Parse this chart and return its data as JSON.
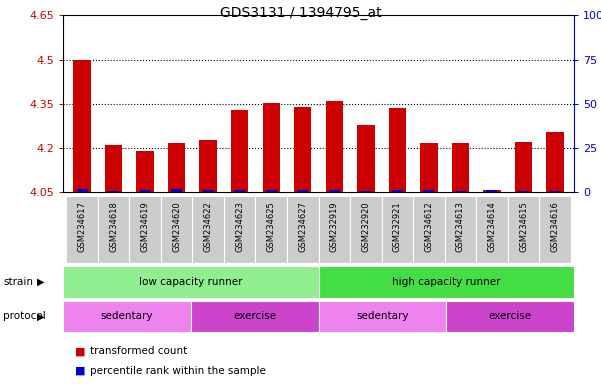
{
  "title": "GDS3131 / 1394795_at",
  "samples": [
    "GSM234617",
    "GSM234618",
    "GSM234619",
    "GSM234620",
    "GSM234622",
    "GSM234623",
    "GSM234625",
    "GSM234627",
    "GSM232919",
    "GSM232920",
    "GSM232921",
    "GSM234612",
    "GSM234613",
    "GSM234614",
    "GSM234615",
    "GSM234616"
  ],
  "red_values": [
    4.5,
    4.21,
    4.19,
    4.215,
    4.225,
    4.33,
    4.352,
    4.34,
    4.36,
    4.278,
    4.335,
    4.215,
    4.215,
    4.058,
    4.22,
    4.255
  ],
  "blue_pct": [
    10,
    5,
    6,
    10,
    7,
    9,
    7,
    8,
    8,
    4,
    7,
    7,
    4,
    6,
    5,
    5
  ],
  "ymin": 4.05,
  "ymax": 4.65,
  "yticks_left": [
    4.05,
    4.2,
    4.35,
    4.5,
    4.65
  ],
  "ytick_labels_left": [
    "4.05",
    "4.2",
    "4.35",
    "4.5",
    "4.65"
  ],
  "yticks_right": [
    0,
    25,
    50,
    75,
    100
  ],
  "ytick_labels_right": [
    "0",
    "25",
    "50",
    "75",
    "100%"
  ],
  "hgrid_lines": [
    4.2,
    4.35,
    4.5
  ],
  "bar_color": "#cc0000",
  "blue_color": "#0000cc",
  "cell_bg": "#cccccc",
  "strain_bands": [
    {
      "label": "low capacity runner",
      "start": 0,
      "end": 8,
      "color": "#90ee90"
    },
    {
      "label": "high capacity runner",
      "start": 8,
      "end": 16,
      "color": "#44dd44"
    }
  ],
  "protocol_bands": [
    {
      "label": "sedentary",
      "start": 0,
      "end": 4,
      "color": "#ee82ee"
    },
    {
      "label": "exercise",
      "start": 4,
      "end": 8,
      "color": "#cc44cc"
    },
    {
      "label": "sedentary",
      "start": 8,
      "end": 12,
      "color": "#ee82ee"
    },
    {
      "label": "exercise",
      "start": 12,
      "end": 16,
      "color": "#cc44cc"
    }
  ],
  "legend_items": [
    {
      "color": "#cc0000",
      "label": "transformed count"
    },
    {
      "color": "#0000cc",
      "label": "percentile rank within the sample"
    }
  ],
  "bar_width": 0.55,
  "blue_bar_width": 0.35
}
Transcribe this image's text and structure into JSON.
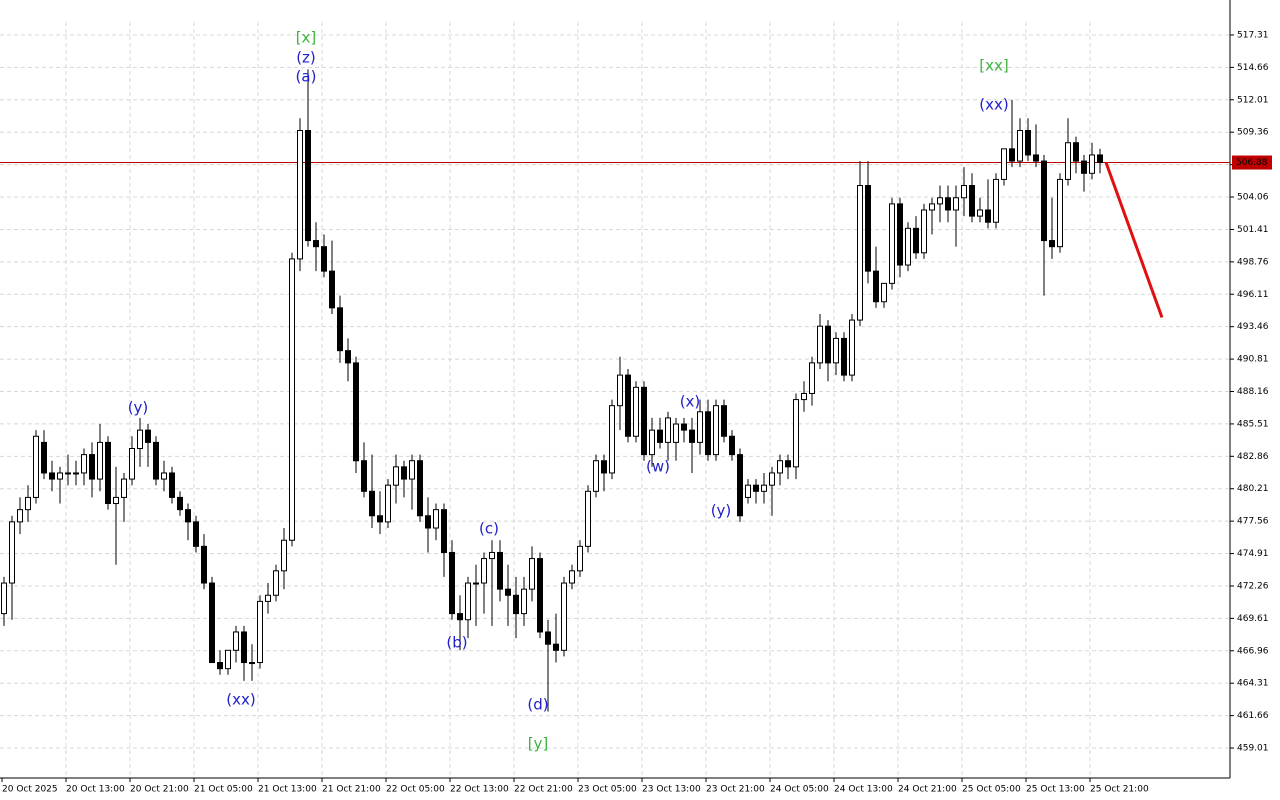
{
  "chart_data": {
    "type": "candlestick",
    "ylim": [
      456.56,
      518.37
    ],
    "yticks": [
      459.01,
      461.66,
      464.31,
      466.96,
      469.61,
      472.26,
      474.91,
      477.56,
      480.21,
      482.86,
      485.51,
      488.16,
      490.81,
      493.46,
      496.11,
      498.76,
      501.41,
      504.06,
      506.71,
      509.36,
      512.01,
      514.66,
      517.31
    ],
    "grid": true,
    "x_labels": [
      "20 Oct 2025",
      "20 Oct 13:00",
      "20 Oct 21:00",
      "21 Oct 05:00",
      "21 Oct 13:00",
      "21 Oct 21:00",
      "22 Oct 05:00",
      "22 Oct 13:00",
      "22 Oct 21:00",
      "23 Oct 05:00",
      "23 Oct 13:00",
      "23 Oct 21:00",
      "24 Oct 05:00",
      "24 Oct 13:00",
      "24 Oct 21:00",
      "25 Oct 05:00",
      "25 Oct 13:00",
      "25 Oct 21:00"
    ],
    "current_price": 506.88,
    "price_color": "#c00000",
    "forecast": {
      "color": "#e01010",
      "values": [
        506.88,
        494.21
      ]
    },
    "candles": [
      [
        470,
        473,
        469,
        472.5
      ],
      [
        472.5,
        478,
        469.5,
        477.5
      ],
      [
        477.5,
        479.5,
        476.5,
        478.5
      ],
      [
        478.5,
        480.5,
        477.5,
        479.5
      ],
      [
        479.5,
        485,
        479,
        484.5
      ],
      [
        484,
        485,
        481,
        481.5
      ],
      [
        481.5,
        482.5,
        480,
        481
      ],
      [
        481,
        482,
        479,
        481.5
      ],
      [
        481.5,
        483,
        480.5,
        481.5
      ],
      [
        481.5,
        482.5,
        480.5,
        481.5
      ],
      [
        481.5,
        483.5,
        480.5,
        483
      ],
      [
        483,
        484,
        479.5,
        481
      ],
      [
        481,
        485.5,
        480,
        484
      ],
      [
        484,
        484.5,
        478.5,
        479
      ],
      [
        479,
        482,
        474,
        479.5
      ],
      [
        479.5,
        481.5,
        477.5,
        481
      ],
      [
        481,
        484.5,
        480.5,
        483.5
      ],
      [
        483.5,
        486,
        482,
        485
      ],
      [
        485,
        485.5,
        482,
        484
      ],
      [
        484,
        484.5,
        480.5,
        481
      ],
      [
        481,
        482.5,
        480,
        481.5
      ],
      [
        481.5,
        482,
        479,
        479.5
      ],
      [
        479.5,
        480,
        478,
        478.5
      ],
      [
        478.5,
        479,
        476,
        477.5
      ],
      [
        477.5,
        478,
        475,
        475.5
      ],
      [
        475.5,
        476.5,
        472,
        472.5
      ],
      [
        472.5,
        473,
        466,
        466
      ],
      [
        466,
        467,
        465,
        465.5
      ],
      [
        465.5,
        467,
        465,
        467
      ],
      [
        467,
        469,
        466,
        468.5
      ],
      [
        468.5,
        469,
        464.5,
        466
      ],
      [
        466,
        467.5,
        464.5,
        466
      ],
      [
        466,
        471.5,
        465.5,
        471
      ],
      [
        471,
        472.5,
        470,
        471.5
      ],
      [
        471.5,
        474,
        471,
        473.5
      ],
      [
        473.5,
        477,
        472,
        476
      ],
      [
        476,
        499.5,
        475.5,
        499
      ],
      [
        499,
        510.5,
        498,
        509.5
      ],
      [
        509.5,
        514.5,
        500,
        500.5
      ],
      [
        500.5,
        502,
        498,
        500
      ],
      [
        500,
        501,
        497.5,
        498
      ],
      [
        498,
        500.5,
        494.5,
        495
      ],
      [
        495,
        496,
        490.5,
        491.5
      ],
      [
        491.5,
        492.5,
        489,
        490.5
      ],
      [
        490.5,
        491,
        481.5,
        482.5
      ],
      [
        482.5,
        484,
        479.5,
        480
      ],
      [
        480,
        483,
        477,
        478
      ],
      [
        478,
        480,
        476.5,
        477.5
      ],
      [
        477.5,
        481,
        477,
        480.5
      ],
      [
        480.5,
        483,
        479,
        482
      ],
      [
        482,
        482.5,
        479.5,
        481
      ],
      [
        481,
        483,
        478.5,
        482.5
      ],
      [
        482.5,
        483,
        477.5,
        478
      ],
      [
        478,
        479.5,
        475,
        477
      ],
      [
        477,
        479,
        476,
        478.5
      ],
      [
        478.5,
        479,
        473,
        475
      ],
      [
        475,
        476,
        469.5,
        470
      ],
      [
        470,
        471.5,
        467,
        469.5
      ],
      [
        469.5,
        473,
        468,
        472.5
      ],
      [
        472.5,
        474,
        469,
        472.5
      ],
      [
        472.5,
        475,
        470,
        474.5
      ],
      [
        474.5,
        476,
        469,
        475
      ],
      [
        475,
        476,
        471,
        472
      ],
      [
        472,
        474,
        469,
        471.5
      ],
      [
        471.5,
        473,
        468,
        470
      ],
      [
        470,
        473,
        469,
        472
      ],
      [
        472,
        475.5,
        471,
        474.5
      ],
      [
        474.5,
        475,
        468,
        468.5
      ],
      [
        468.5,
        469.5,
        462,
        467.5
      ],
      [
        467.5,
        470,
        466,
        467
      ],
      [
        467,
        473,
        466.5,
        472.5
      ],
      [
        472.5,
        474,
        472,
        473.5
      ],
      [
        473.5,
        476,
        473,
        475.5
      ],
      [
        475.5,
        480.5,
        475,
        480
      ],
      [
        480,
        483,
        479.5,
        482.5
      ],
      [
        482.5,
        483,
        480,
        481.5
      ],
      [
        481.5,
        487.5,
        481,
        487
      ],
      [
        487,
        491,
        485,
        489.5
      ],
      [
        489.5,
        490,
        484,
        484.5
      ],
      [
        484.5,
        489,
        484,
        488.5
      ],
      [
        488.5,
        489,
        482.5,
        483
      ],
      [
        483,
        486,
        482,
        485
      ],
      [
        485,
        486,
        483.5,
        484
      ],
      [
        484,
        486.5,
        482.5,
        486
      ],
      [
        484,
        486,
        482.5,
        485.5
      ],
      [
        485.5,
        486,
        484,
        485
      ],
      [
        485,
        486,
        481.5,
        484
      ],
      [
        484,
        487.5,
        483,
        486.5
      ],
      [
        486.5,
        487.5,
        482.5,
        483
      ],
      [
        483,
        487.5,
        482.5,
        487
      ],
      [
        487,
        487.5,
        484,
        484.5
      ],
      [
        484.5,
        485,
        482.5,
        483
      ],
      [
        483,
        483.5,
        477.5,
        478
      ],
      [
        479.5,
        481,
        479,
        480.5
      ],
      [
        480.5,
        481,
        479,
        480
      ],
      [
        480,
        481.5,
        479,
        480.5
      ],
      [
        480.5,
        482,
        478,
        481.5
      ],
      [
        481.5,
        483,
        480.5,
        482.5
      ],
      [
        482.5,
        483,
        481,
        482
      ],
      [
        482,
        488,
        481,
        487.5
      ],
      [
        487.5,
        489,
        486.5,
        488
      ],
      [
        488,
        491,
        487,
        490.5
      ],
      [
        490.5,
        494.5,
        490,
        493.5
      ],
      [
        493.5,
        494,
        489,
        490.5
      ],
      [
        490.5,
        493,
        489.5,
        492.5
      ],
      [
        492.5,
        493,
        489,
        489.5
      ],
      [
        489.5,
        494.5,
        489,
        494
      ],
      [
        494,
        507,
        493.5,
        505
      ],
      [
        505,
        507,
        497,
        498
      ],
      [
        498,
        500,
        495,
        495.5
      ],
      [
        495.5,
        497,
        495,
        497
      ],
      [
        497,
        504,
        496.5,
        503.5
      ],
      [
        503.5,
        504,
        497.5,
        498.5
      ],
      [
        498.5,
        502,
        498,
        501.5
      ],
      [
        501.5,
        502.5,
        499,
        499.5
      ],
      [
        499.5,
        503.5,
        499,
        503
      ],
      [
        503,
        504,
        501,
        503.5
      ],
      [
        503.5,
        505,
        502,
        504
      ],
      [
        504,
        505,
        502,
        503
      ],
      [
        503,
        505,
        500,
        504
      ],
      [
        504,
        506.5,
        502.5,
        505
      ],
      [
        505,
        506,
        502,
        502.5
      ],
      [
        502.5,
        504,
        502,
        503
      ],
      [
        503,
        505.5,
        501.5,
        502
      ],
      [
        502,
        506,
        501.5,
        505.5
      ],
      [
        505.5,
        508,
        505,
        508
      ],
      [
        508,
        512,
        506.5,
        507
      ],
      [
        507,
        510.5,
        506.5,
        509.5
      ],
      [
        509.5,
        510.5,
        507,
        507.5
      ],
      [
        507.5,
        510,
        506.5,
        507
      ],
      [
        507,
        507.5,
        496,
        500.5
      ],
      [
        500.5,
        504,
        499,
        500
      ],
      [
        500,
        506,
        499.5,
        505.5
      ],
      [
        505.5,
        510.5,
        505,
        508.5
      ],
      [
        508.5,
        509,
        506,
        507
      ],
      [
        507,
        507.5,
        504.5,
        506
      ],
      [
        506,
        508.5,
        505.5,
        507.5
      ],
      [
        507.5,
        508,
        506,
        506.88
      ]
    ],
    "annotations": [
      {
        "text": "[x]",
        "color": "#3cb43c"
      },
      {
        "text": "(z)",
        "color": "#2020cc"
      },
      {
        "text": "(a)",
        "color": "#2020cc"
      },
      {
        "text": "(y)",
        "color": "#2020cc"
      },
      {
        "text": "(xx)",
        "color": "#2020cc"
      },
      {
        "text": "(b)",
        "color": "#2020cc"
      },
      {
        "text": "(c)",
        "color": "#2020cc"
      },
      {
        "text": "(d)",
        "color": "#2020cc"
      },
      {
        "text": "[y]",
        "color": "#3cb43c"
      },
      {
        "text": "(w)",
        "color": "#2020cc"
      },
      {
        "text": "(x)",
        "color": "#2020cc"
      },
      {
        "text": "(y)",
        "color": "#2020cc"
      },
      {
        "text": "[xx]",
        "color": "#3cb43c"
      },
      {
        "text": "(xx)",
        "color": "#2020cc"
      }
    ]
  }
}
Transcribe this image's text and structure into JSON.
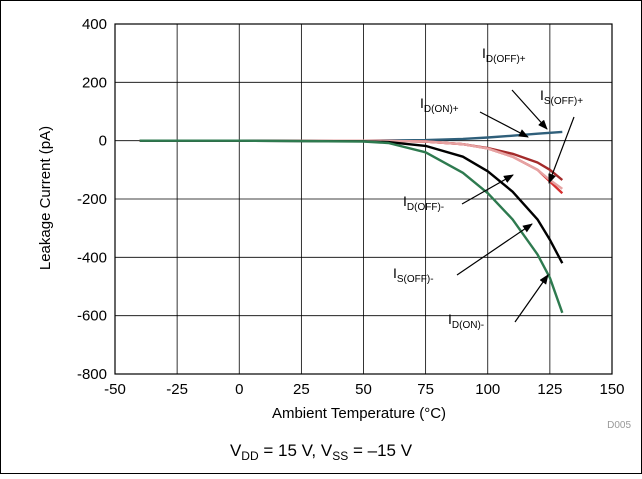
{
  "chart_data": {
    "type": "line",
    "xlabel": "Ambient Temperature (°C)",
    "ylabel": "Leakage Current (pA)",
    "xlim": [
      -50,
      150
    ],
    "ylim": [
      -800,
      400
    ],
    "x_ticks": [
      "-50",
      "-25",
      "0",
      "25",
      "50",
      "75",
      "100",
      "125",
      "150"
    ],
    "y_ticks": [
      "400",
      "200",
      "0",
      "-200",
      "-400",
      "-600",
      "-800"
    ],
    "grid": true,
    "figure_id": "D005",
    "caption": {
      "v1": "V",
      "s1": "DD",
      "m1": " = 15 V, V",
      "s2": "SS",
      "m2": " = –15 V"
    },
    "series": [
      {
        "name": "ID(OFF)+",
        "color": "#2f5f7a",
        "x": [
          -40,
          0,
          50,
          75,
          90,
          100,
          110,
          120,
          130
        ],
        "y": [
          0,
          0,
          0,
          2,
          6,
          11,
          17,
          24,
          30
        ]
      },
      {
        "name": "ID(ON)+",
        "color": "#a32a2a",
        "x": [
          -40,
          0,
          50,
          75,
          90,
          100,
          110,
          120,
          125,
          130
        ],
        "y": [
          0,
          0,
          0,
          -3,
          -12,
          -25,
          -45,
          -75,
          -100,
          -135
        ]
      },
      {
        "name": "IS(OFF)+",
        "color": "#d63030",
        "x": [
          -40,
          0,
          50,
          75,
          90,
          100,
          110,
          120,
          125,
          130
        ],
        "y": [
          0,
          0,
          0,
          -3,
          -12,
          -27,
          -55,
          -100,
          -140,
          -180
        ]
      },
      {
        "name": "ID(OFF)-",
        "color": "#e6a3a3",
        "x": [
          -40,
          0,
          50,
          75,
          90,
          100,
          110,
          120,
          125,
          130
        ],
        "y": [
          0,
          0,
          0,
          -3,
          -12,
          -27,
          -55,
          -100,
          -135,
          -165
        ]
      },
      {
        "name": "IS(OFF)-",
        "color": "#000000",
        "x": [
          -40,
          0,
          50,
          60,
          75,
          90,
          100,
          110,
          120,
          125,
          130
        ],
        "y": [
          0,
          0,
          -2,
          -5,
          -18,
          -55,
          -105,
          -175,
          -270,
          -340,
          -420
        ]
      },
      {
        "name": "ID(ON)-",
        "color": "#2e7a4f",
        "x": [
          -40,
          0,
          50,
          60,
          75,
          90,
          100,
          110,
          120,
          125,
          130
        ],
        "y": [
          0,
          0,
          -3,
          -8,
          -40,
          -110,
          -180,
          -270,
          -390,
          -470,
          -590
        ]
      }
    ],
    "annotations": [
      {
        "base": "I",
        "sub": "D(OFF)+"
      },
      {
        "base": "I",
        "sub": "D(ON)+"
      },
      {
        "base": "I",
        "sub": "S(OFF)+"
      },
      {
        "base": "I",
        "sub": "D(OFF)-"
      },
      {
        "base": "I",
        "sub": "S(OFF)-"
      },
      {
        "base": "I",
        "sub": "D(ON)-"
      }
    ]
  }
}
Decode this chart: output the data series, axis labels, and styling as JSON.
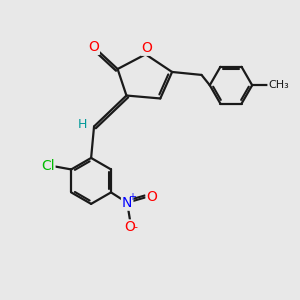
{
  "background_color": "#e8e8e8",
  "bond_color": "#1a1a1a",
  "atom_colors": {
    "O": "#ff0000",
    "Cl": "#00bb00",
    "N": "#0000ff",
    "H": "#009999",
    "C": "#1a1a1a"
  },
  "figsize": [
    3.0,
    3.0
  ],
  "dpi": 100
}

- **WHAT IS BEING ASKED**
Write out each line of the data that holds the string "this".

- **EXERCISE OUTPUT**
Parse this chart and return its data as JSON.
Transcribe this image's text and structure into JSON.
Transcribe this image's text and structure into JSON.
Decode this chart: output the data series, axis labels, and styling as JSON.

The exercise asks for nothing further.